* _Records for this exercise_
- - -
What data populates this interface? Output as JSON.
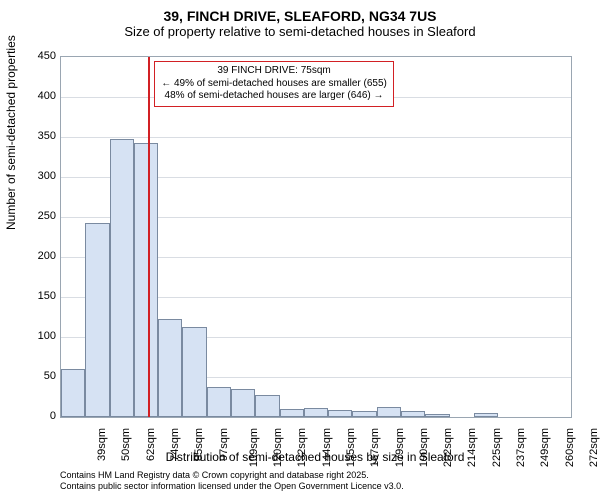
{
  "title": "39, FINCH DRIVE, SLEAFORD, NG34 7US",
  "subtitle": "Size of property relative to semi-detached houses in Sleaford",
  "ylabel": "Number of semi-detached properties",
  "xlabel": "Distribution of semi-detached houses by size in Sleaford",
  "credit_line1": "Contains HM Land Registry data © Crown copyright and database right 2025.",
  "credit_line2": "Contains public sector information licensed under the Open Government Licence v3.0.",
  "chart": {
    "type": "histogram",
    "ylim": [
      0,
      450
    ],
    "ytick_step": 50,
    "yticks": [
      0,
      50,
      100,
      150,
      200,
      250,
      300,
      350,
      400,
      450
    ],
    "x_categories": [
      "39sqm",
      "50sqm",
      "62sqm",
      "74sqm",
      "85sqm",
      "97sqm",
      "109sqm",
      "120sqm",
      "132sqm",
      "144sqm",
      "155sqm",
      "167sqm",
      "179sqm",
      "190sqm",
      "202sqm",
      "214sqm",
      "225sqm",
      "237sqm",
      "249sqm",
      "260sqm",
      "272sqm"
    ],
    "values": [
      60,
      243,
      347,
      343,
      123,
      112,
      38,
      35,
      28,
      10,
      11,
      9,
      8,
      13,
      8,
      4,
      0,
      5,
      0,
      0,
      0
    ],
    "bar_fill": "#d6e2f3",
    "bar_stroke": "#7a8aa0",
    "bar_width_ratio": 1.0,
    "grid_color": "#d9dde3",
    "axis_color": "#9aa6b2",
    "background_color": "#ffffff",
    "tick_fontsize": 11,
    "label_fontsize": 12,
    "title_fontsize": 14,
    "subtitle_fontsize": 13,
    "credit_fontsize": 9,
    "annotation": {
      "line1": "39 FINCH DRIVE: 75sqm",
      "line2": "← 49% of semi-detached houses are smaller (655)",
      "line3": "48% of semi-detached houses are larger (646) →",
      "border_color": "#d22024",
      "fontsize": 10,
      "marker_position_sqm": 75,
      "marker_color": "#d22024"
    }
  }
}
- - -
Transcribe the records above exactly, leaving out every picture.

* _Solution for this exercise_
What data populates this interface? Output as JSON.
{
  "title": "39, FINCH DRIVE, SLEAFORD, NG34 7US",
  "subtitle": "Size of property relative to semi-detached houses in Sleaford",
  "ylabel": "Number of semi-detached properties",
  "xlabel": "Distribution of semi-detached houses by size in Sleaford",
  "credit_line1": "Contains HM Land Registry data © Crown copyright and database right 2025.",
  "credit_line2": "Contains public sector information licensed under the Open Government Licence v3.0.",
  "chart": {
    "type": "histogram",
    "ylim": [
      0,
      450
    ],
    "ytick_step": 50,
    "yticks": [
      0,
      50,
      100,
      150,
      200,
      250,
      300,
      350,
      400,
      450
    ],
    "x_categories": [
      "39sqm",
      "50sqm",
      "62sqm",
      "74sqm",
      "85sqm",
      "97sqm",
      "109sqm",
      "120sqm",
      "132sqm",
      "144sqm",
      "155sqm",
      "167sqm",
      "179sqm",
      "190sqm",
      "202sqm",
      "214sqm",
      "225sqm",
      "237sqm",
      "249sqm",
      "260sqm",
      "272sqm"
    ],
    "values": [
      60,
      243,
      347,
      343,
      123,
      112,
      38,
      35,
      28,
      10,
      11,
      9,
      8,
      13,
      8,
      4,
      0,
      5,
      0,
      0,
      0
    ],
    "bar_fill": "#d6e2f3",
    "bar_stroke": "#7a8aa0",
    "bar_width_ratio": 1.0,
    "grid_color": "#d9dde3",
    "axis_color": "#9aa6b2",
    "background_color": "#ffffff",
    "tick_fontsize": 11,
    "label_fontsize": 12,
    "title_fontsize": 14,
    "subtitle_fontsize": 13,
    "credit_fontsize": 9,
    "annotation": {
      "line1": "39 FINCH DRIVE: 75sqm",
      "line2": "← 49% of semi-detached houses are smaller (655)",
      "line3": "48% of semi-detached houses are larger (646) →",
      "border_color": "#d22024",
      "fontsize": 10,
      "marker_position_sqm": 75,
      "marker_color": "#d22024"
    }
  }
}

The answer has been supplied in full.